#### INFORMATION GIVEN

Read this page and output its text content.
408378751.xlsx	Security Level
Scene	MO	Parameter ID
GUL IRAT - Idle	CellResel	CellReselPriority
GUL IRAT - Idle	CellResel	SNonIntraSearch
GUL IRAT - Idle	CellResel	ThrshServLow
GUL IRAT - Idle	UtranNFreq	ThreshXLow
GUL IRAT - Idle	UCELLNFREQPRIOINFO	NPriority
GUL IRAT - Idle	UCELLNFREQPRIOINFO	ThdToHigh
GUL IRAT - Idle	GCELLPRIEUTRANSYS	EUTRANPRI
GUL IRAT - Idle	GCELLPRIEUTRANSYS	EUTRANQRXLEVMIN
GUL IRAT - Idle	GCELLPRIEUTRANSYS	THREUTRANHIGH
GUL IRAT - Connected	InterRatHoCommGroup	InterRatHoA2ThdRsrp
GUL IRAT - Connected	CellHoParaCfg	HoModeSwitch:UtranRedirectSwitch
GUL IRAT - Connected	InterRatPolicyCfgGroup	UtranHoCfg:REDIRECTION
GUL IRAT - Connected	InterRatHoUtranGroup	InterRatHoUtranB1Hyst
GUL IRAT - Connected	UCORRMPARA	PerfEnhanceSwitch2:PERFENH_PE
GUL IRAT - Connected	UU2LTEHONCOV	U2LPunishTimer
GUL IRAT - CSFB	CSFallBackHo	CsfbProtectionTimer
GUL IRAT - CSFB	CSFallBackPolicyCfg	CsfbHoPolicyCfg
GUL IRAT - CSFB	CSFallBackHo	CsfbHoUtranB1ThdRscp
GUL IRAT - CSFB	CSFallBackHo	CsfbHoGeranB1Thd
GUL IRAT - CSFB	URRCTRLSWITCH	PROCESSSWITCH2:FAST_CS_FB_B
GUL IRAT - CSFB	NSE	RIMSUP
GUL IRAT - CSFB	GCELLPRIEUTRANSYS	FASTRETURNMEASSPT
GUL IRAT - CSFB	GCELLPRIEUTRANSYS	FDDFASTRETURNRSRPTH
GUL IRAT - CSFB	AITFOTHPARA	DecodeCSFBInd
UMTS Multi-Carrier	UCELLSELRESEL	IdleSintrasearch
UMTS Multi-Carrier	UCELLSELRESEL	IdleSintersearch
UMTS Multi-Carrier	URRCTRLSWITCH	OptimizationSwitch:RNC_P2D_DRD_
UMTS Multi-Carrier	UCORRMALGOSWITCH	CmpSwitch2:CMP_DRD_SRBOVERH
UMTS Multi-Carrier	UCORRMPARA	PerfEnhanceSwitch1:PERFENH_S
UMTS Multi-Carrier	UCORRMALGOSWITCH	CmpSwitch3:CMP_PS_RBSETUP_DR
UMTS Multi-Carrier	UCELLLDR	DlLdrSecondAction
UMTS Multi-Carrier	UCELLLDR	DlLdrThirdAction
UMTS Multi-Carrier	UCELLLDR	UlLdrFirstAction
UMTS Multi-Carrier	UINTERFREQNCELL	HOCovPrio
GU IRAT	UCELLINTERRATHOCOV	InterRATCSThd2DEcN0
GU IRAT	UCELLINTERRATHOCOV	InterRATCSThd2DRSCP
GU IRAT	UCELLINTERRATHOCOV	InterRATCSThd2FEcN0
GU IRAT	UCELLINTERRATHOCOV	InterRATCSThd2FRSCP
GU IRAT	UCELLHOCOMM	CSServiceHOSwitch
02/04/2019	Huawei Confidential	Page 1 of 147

########

= WORK REQUIRED =
State how many lines include the string "UCORRMALGOSWITCH", and nothing more.

= EXERCISE RESULT =
2